Identify start and end of measurements

After import, the user can choose from two methods to define the start and end points of each measurement and assign a UniqueID:

Automatic identification of measurements

If the imported file already contains the column chamID, the file is ready for flux calculation.

# Retrieve file path from example file in the goFlux package
# using the function system.file
file.path <- system.file("extdata", "LI8200/LI8200.json", package = "goFlux")

# Import in the environment
imp.LI8200 <- import.LI8200(inputfile = file.path)

# Is there a column called chamID in this file?
any(grepl("chamID", names(imp.LI8200)))
[1] TRUE

Alternatively, one may want to modify the start and end time even if there are automatic recordings of chamber closure and opening. For example, there might be a delay after chamber closure that needs to be removed (e.g. LI-6400).

In such a case, you can choose from two options, and proceed to step 2 of the manual identification of measurements:

  • Use the file generated by the instrument as inputfile (e.g. LI-6400) and do not provide an auxfile in the function obs.win.
  • Use the file generated by the greenhouse gas analyzer as inputfile (e.g. LI-7820) and the file generated by the chamber as auxfile (e.g. Smart Chamber) in the function obs.win.

From that point forward, follow the same procedure as for manual identification of measurements.

Manual identification of measurements

The manual identification of measurements is done in three steps:

  1. Create an auxiliary file
  2. Define a window of observation for each measurement
  3. Click on a scatter plot to identify start and end times

1. Create an auxiliary file

The auxiliary file (auxfile) requires two elements: a UniqueID and a start.time for each measurement. The UniqueID must be unique. For example, one could combine the name of a site (733a), a plot number (C) and a subplot (C), which would give the UniqueID “733a_C_C”. If repeated measurements are done on the same experimental unit, then a date (e.g. 2022-09-28) could be added to the UniqueID (e.g. “733a_C_C_220928”) to make it truly unique and easy to understand. The start.time must be in the format “%Y-%m-%d %H:%M:%S” (e.g. 2022-09-28 12:17:00) to be converted to POSIXct.

You can an example Excel spreadsheet that you can use to create your auxiliary file.

Load the auxfile

Creating an auxiliary file with date and time can be a pain, especially while using Excel. It is recommended to save your file as .txt before import into R, to make sure that the date and time formats are appropriate (“%Y-%m-%d %H:%M:%S”, e.g. 2022-09-28 12:17:00).

● Entries:
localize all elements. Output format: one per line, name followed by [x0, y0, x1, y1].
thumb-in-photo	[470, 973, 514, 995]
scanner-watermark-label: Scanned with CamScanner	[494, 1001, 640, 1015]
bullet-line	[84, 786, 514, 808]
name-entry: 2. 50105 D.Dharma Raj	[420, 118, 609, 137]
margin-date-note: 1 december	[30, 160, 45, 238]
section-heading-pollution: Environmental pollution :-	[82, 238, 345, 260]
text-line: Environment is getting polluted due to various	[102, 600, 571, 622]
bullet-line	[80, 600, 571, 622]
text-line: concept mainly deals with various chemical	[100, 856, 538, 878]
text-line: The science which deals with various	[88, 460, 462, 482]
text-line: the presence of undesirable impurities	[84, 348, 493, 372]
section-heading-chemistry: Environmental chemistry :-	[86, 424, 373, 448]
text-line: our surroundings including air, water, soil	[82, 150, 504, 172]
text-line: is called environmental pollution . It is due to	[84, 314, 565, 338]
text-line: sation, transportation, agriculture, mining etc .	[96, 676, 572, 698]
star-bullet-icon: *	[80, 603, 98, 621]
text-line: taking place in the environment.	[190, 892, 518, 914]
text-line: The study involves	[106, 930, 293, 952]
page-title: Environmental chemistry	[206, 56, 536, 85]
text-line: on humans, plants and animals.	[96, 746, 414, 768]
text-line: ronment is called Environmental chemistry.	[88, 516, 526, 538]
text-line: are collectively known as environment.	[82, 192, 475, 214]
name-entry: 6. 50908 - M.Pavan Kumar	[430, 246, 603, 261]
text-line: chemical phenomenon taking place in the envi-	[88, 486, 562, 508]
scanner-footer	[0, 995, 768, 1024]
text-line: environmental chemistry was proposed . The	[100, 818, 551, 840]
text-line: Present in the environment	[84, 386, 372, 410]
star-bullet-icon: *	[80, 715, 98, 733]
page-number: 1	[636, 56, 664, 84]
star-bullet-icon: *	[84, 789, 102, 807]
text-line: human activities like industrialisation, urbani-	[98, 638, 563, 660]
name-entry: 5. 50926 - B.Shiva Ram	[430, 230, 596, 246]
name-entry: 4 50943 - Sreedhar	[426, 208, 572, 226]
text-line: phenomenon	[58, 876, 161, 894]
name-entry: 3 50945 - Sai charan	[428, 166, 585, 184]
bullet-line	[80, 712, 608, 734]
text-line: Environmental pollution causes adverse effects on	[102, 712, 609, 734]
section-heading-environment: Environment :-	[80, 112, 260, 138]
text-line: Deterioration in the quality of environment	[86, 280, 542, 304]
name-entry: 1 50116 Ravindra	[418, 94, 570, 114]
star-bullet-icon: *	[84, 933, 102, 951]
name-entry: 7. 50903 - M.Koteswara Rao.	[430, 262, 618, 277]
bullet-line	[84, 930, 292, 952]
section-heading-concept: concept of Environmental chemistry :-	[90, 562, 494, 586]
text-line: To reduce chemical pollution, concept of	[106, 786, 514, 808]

● Tasks:
#1 Decide whether each statement agrees with the text on identifying measurement start and end points. For each, answer yes or no and quote the deciding words of the text. (a) The auxiliary file needs a UniqueID and a start.time for each measurement. (b) Manual identification of measurements is done in four steps. (c) Saving the file as .csv before import into R is recommended.
#2 Rewrite part of the text on identifying measurement start and end points, putting "unique identifier" in place of "UniqueID". Begin at the words that have "After import, the" and stop after "import.LI8200(inputfile = file.path)".
#3 Go on with the text on identifying measurement start and end points, picking up after its final sentence.
The rows come from a separate source.

● Answers below:
#1
(a) Yes: "The auxiliary file (auxfile) requires two elements: a UniqueID and a start.time for each measurement."
(b) No: "The manual identification of measurements is done in three steps"
(c) No: "It is recommended to save your file as .txt before import into R"

#2
After import, the user can choose from two methods to define the start and end points of each measurement and assign a unique identifier:

Automatic identification of measurements

If the imported file already contains the column chamID, the file is ready for flux calculation.

# Retrieve file path from example file in the goFlux package
# using the function system.file
file.path <- system.file("extdata", "LI8200/LI8200.json", package = "goFlux")

# Import in the environment
imp.LI8200 <- import.LI8200(inputfile = file.path)

#3
As a text file (.txt)

In this example, the start.time for each measurement (UniqueID) was noted manually in the field, and are provided in an auxiliary file constructed in Excel and saved as a text file (aux_UGGA.txt).

aux.path <- system.file("extdata", "aux_UGGA/aux_UGGA.txt", package = "goFlux")
auxfile <- read.delim(aux.path) %>% 
  # Use the function as.POSIXct to convert start.time to a POSIXct format
  mutate(start.time = as.POSIXct(start.time, tz = "UTC"))
  UniqueID          start.time Area Vtot Tcham Pcham
1 733a_B_E 2022-09-28 12:36:00  324 6.17  11.0  99.4
2 733a_B_S 2022-09-28 12:31:00  324 5.84  11.0  99.4
3 733a_B_W 2022-09-28 12:26:00  324 6.40  10.9  99.4
4 733a_C_C 2022-09-28 12:17:00  324 5.61  11.0  99.4
5 733a_C_E 2022-09-28 12:21:00  324 6.00  11.0  99.4
6 733a_C_S 2022-09-28 12:11:00  324 6.36  11.1  99.4

As an Excel spreadsheet (.xlsx)

It is also possible to load an Excel sheet into R using the function read_excel from the package readxl.

aux.path <- system.file("extdata", "aux_UGGA/aux_UGGA.xlsx", package = "goFlux")
auxfile.xlsx <- read_excel(aux.path)

You’ll note that this function detects Date format and converts it to POSIXct automatically.

class(auxfile.xlsx$start.time)
[1] "POSIXct" "POSIXt" 

Make sure that the time zone in your auxfile matches the time zone in your imported gas measurements files. By default, all import functions, as well as the function read_excel, use the time zone UTC.

auxfile.xlsx$start.time
[1] "2022-09-28 12:36:00 UTC" "2022-09-28 12:31:00 UTC"
[3] "2022-09-28 12:26:00 UTC" "2022-09-28 12:17:00 UTC"
[5] "2022-09-28 12:21:00 UTC" "2022-09-28 12:11:00 UTC"

In this example, the auxfile also contains additional auxiliary data that will be required for the flux calculation: the surface area inside the chamber (Area; cm2), the total volume inside the chamber, the tubing, and the instrument (Vtot; L), the atmospheric temperature inside the chamber (Tcham; Celsius) and the atmospheric pressure inside the chamber (Pcham; kPa).

If start time is unknown

If field notes did not include the start.time of each measurement, it is possible to quickly construct an auxfile by visually inspecting each gas measurement files.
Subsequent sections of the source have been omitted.